- _Record set_
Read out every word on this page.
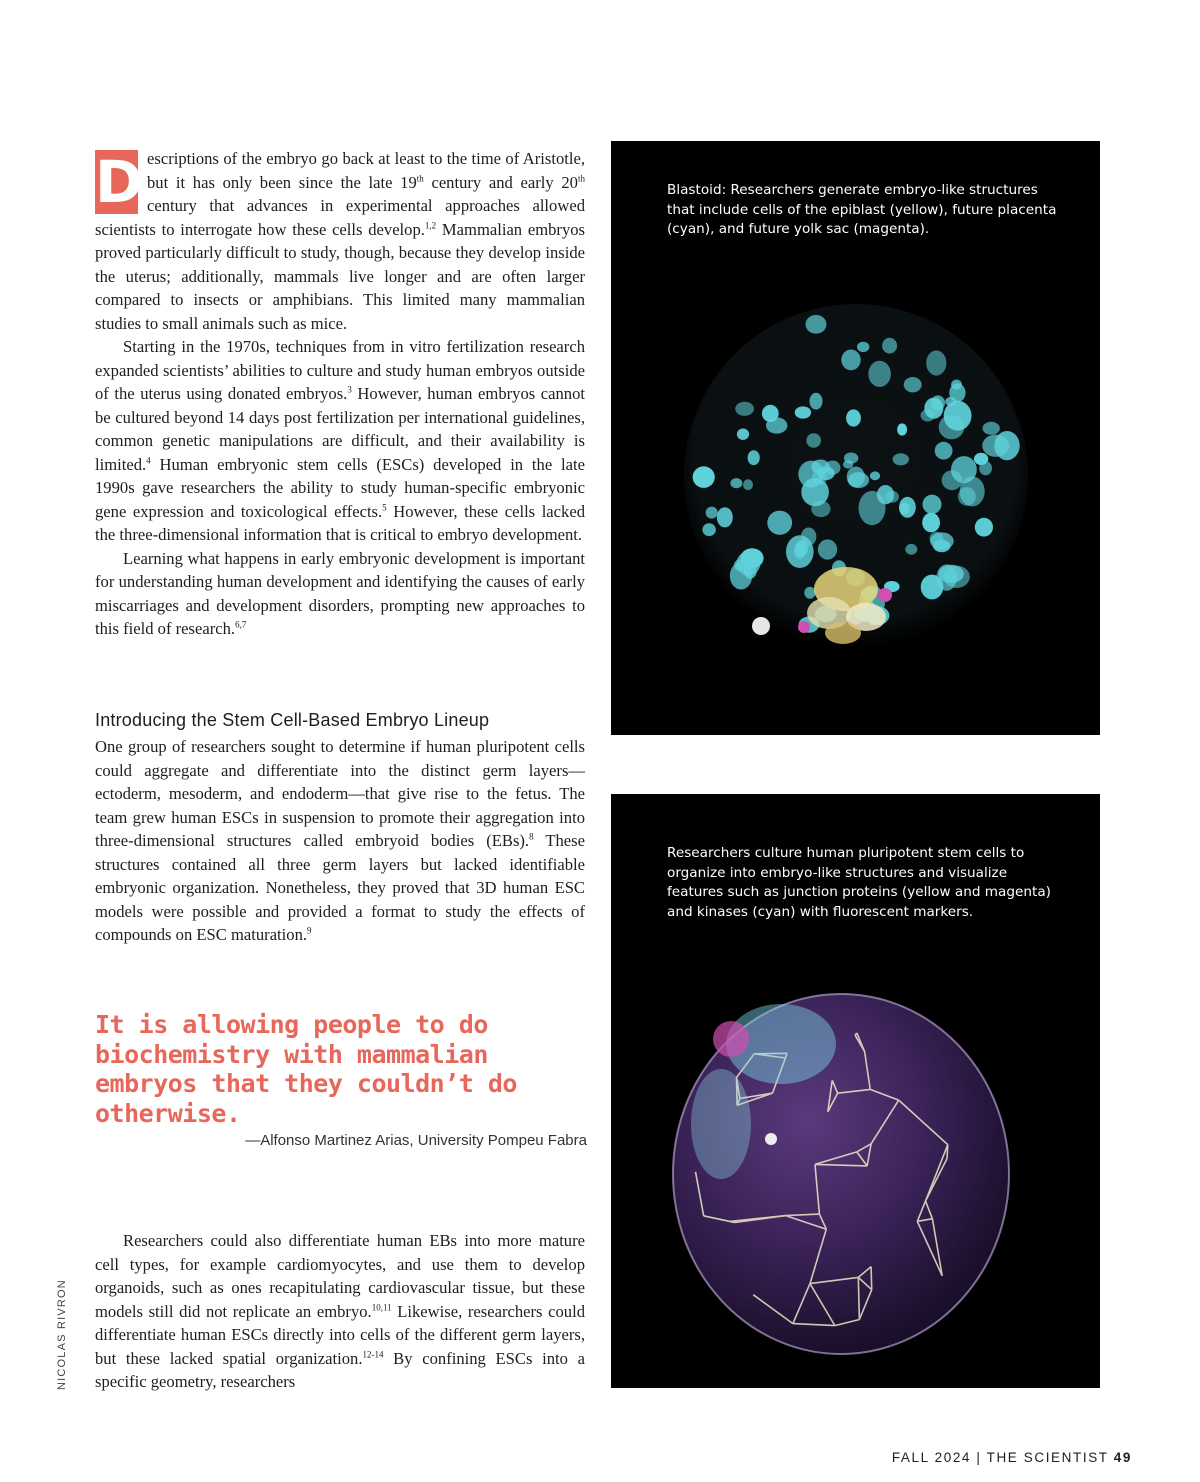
D escriptions of the embryo go back at least to the time of Aristotle, but it has only been since the late 19th century and early 20th century that advances in experimental approaches allowed scientists to interrogate how these cells develop.$^{1,2}$ Mammalian embryos proved particularly difficult to study, though, because they develop inside the uterus; additionally, mammals live longer and are often larger compared to insects or amphibians. This limited many mammalian studies to small animals such as mice.

Starting in the 1970s, techniques from in vitro fertilization research expanded scientists’ abilities to culture and study human embryos outside of the uterus using donated embryos.$^3$ However, human embryos cannot be cultured beyond 14 days post fertilization per international guidelines, common genetic manipulations are difficult, and their availability is limited.$^4$ Human embryonic stem cells (ESCs) developed in the late 1990s gave researchers the ability to study human-specific embryonic gene expression and toxicological effects.$^5$ However, these cells lacked the three-dimensional information that is critical to embryo development.

Learning what happens in early embryonic development is important for understanding human development and identifying the causes of early miscarriages and development disorders, prompting new approaches to this field of research.$^{6,7}$

Introducing the Stem Cell-Based Embryo Lineup

One group of researchers sought to determine if human pluripotent cells could aggregate and differentiate into the distinct germ layers—ectoderm, mesoderm, and endoderm—that give rise to the fetus. The team grew human ESCs in suspension to promote their aggregation into three-dimensional structures called embryoid bodies (EBs).$^8$ These structures contained all three germ layers but lacked identifiable embryonic organization. Nonetheless, they proved that 3D human ESC models were possible and provided a format to study the effects of compounds on ESC maturation.$^9$

It is allowing people to do biochemistry with mammalian embryos that they couldn’t do otherwise.

—Alfonso Martinez Arias, University Pompeu Fabra

Researchers could also differentiate human EBs into more mature cell types, for example cardiomyocytes, and use them to develop organoids, such as ones recapitulating cardiovascular tissue, but these models still did not replicate an embryo.$^{10,11}$ Likewise, researchers could differentiate human ESCs directly into cells of the different germ layers, but these lacked spatial organization.$^{12-14}$ By confining ESCs into a specific geometry, researchers

NICOLAS RIVRON

Blastoid: Researchers generate embryo-like structures that include cells of the epiblast (yellow), future placenta (cyan), and future yolk sac (magenta).

Researchers culture human pluripotent stem cells to organize into embryo-like structures and visualize features such as junction proteins (yellow and magenta) and kinases (cyan) with fluorescent markers.

FALL 2024 | THE SCIENTIST 49
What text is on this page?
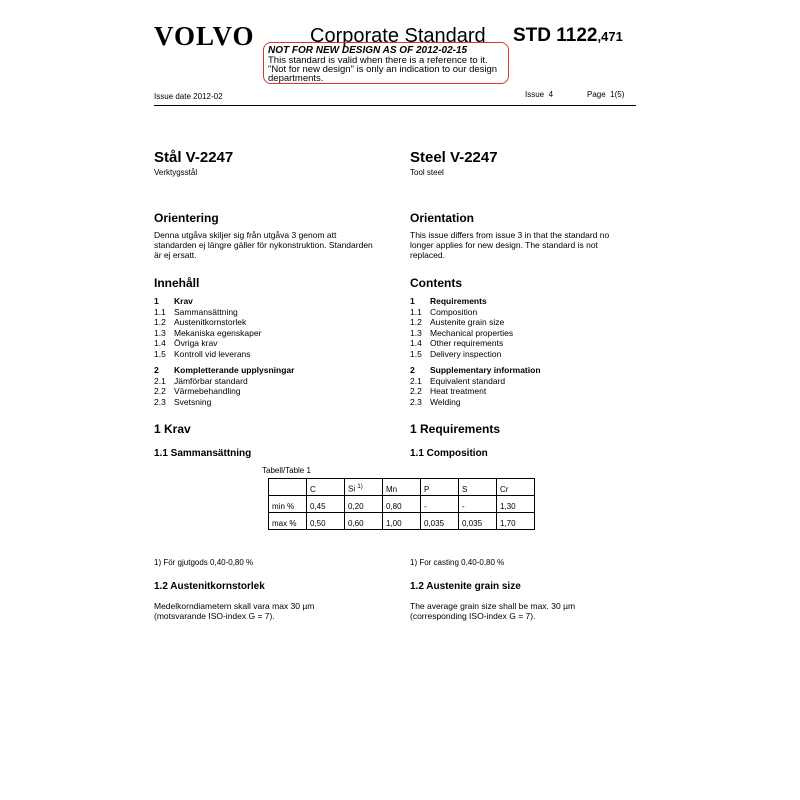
VOLVO	Corporate Standard STD 1122,471
NOT FOR NEW DESIGN AS OF 2012-02-15
This standard is valid when there is a reference to it. "Not for new design" is only an indication to our design departments.
Issue date 2012-02	Issue 4	Page 1(5)
Stål V-2247
Verktygsstål
Orientering
Denna utgåva skiljer sig från utgåva 3 genom att standarden ej längre gäller för nykonstruktion. Standarden är ej ersatt.
Innehåll
1	Krav
1.1 Sammansättning
1.2 Austenitkornstorlek
1.3 Mekaniska egenskaper
1.4 Övriga krav
1.5 Kontroll vid leverans
2	Kompletterande upplysningar
2.1 Jämförbar standard
2.2 Värmebehandling
2.3 Svetsning
1 Krav
1.1 Sammansättning
1) För gjutgods 0,40-0,80 %
1.2 Austenitkornstorlek
Medelkorndiametern skall vara max 30 µm (motsvarande ISO-index G = 7).
Steel V-2247
Tool steel
Orientation
This issue differs from issue 3 in that the standard no longer applies for new design. The standard is not replaced.
Contents
1	Requirements
1.1 Composition
1.2 Austenite grain size
1.3 Mechanical properties
1.4 Other requirements
1.5 Delivery inspection
2	Supplementary information
2.1 Equivalent standard
2.2 Heat treatment
2.3 Welding
1 Requirements
1.1 Composition
1) For casting 0,40-0,80 %
1.2 Austenite grain size
The average grain size shall be max. 30 µm (corresponding ISO-index G = 7).
Tabell/Table 1
	C	Si $^{1)}$	Mn	P	S	Cr
min %	0,45	0,20	0,80	-	-	1,30
max %	0,50	0,60	1,00	0,035	0,035	1,70
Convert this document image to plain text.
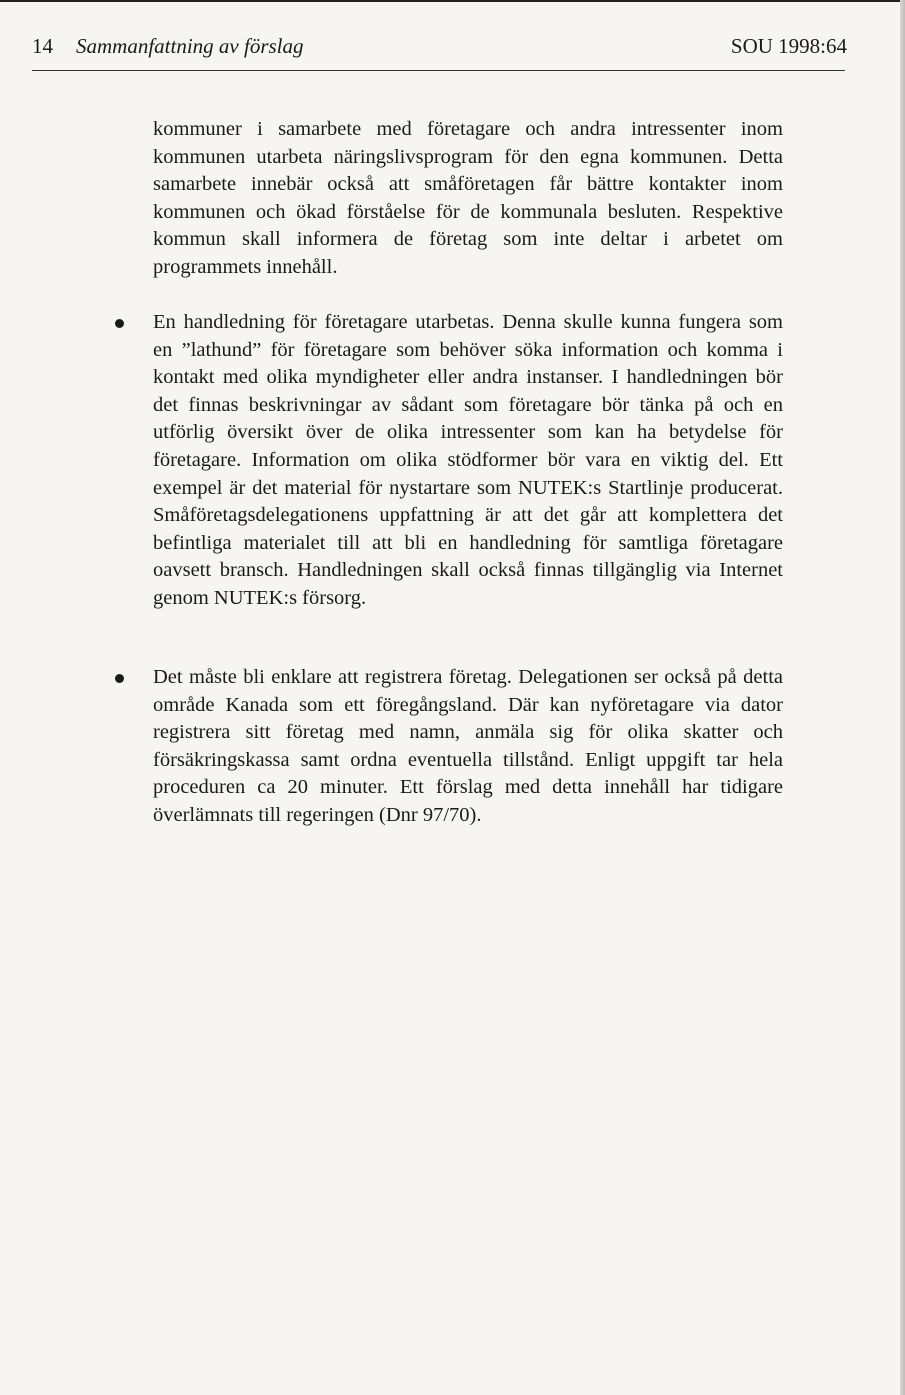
14 Sammanfattning av förslag	SOU 1998:64

kommuner i samarbete med företagare och andra intressenter inom kommunen utarbeta näringslivsprogram för den egna kommunen. Detta samarbete innebär också att småföretagen får bättre kontakter inom kommunen och ökad förståelse för de kommunala besluten. Respektive kommun skall informera de företag som inte deltar i arbetet om programmets innehåll.

En handledning för företagare utarbetas. Denna skulle kunna fungera som en ”lathund” för företagare som behöver söka information och komma i kontakt med olika myndigheter eller andra instanser. I handledningen bör det finnas beskrivningar av sådant som företagare bör tänka på och en utförlig översikt över de olika intressenter som kan ha betydelse för företagare. Information om olika stödformer bör vara en viktig del. Ett exempel är det material för nystartare som NUTEK:s Startlinje producerat. Småföretagsdelegationens uppfattning är att det går att komplettera det befintliga materialet till att bli en handledning för samtliga företagare oavsett bransch. Handledningen skall också finnas tillgänglig via Internet genom NUTEK:s försorg.

Det måste bli enklare att registrera företag. Delegationen ser också på detta område Kanada som ett föregångsland. Där kan nyföretagare via dator registrera sitt företag med namn, anmäla sig för olika skatter och försäkringskassa samt ordna eventuella tillstånd. Enligt uppgift tar hela proceduren ca 20 minuter. Ett förslag med detta innehåll har tidigare överlämnats till regeringen (Dnr 97/70).
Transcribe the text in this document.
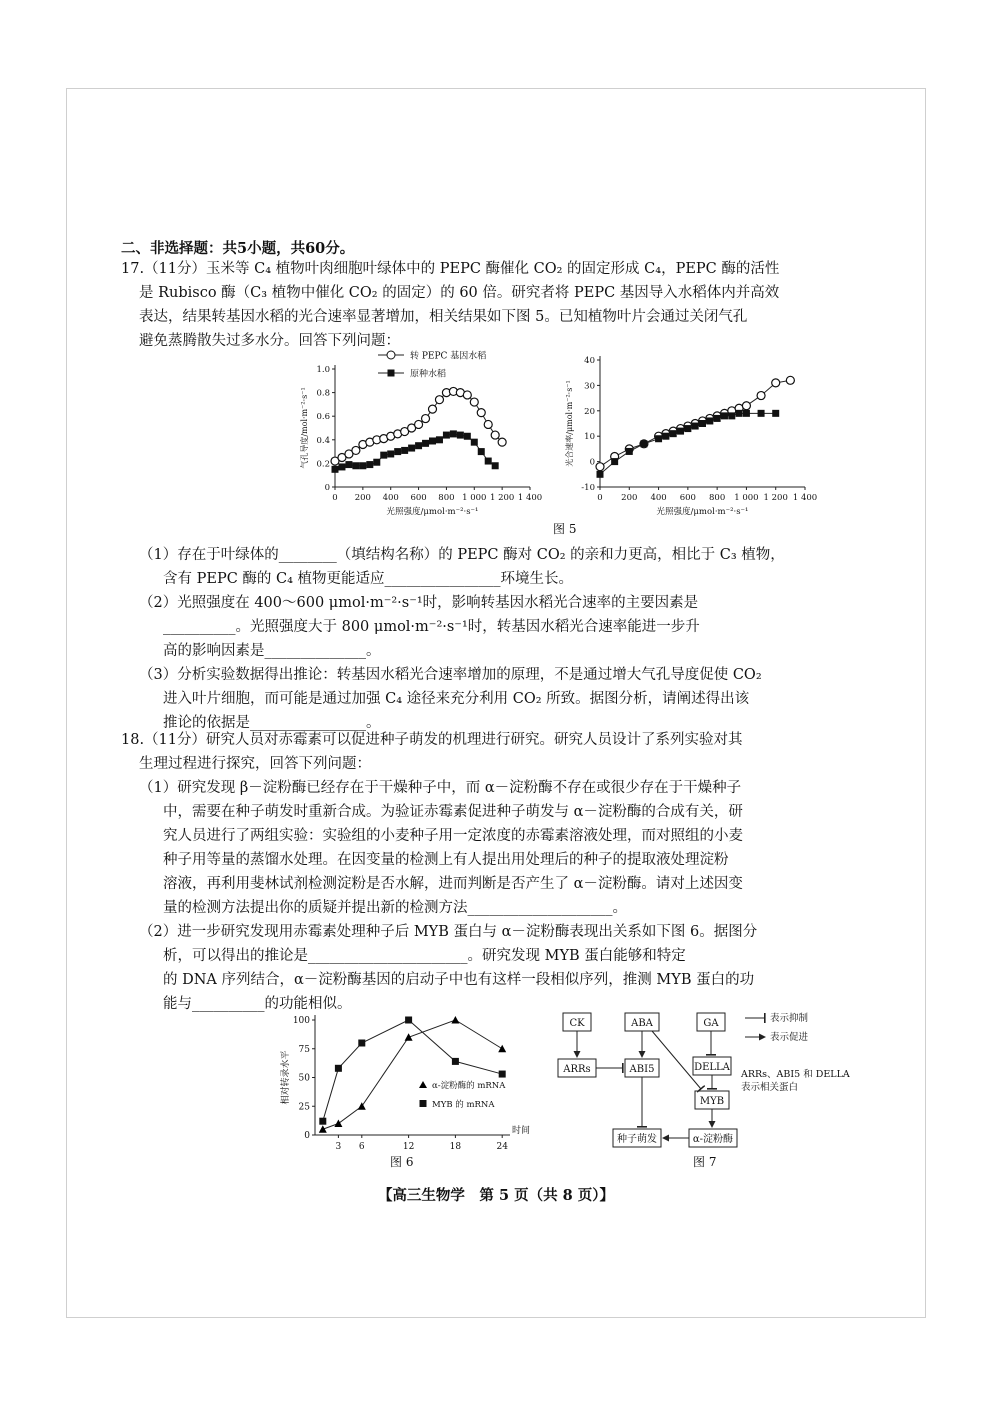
二、非选择题：共5小题，共60分。
17.（11分）玉米等 C₄ 植物叶肉细胞叶绿体中的 PEPC 酶催化 CO₂ 的固定形成 C₄，PEPC 酶的活性
是 Rubisco 酶（C₃ 植物中催化 CO₂ 的固定）的 60 倍。研究者将 PEPC 基因导入水稻体内并高效
表达，结果转基因水稻的光合速率显著增加，相关结果如下图 5。已知植物叶片会通过关闭气孔
避免蒸腾散失过多水分。回答下列问题：
（1）存在于叶绿体的________（填结构名称）的 PEPC 酶对 CO₂ 的亲和力更高，相比于 C₃ 植物，
含有 PEPC 酶的 C₄ 植物更能适应________________环境生长。
（2）光照强度在 400～600 μmol·m⁻²·s⁻¹时，影响转基因水稻光合速率的主要因素是
__________。光照强度大于 800 μmol·m⁻²·s⁻¹时，转基因水稻光合速率能进一步升
高的影响因素是______________。
（3）分析实验数据得出推论：转基因水稻光合速率增加的原理，不是通过增大气孔导度促使 CO₂
进入叶片细胞，而可能是通过加强 C₄ 途径来充分利用 CO₂ 所致。据图分析，请阐述得出该
推论的依据是________________。
18.（11分）研究人员对赤霉素可以促进种子萌发的机理进行研究。研究人员设计了系列实验对其
生理过程进行探究，回答下列问题：
（1）研究发现 β－淀粉酶已经存在于干燥种子中，而 α－淀粉酶不存在或很少存在于干燥种子
中，需要在种子萌发时重新合成。为验证赤霉素促进种子萌发与 α－淀粉酶的合成有关，研
究人员进行了两组实验：实验组的小麦种子用一定浓度的赤霉素溶液处理，而对照组的小麦
种子用等量的蒸馏水处理。在因变量的检测上有人提出用处理后的种子的提取液处理淀粉
溶液，再利用斐林试剂检测淀粉是否水解，进而判断是否产生了 α－淀粉酶。请对上述因变
量的检测方法提出你的质疑并提出新的检测方法____________________。
（2）进一步研究发现用赤霉素处理种子后 MYB 蛋白与 α－淀粉酶表现出关系如下图 6。据图分
析，可以得出的推论是______________________。研究发现 MYB 蛋白能够和特定
的 DNA 序列结合，α－淀粉酶基因的启动子中也有这样一段相似序列，推测 MYB 蛋白的功
能与__________的功能相似。
0 200 400 600 800 1 000 1 200 1 400
0
0.2
0.4
0.6
0.8
1.0
光照强度/μmol·m⁻²·s⁻¹
气孔导度/mol·m⁻²·s⁻¹
转 PEPC 基因水稻
原种水稻
0 200 400 600 800 1 000 1 200 1 400
-10
0
10
20
30
40
光照强度/μmol·m⁻²·s⁻¹
光合速率/μmol·m⁻²·s⁻¹
图 5
3 6	12	18	24
0
25
50
75
100
时间
相对转录水平	α-淀粉酶的 mRNA
MYB 的 mRNA
图 6
CK	ABA	GA
ARRs	ABI5	DELLA
MYB
种子萌发	α-淀粉酶
表示抑制
表示促进
ARRs、ABI5 和 DELLA
表示相关蛋白
图 7
【高三生物学　第 5 页（共 8 页）】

- _Activity_
Reproduce every line above containing "cyan".

- _Output below_
Blastoid: Researchers generate embryo-like structures that include cells of the epiblast (yellow), future placenta (cyan), and future yolk sac (magenta).
Researchers culture human pluripotent stem cells to organize into embryo-like structures and visualize features such as junction proteins (yellow and magenta) and kinases (cyan) with fluorescent markers.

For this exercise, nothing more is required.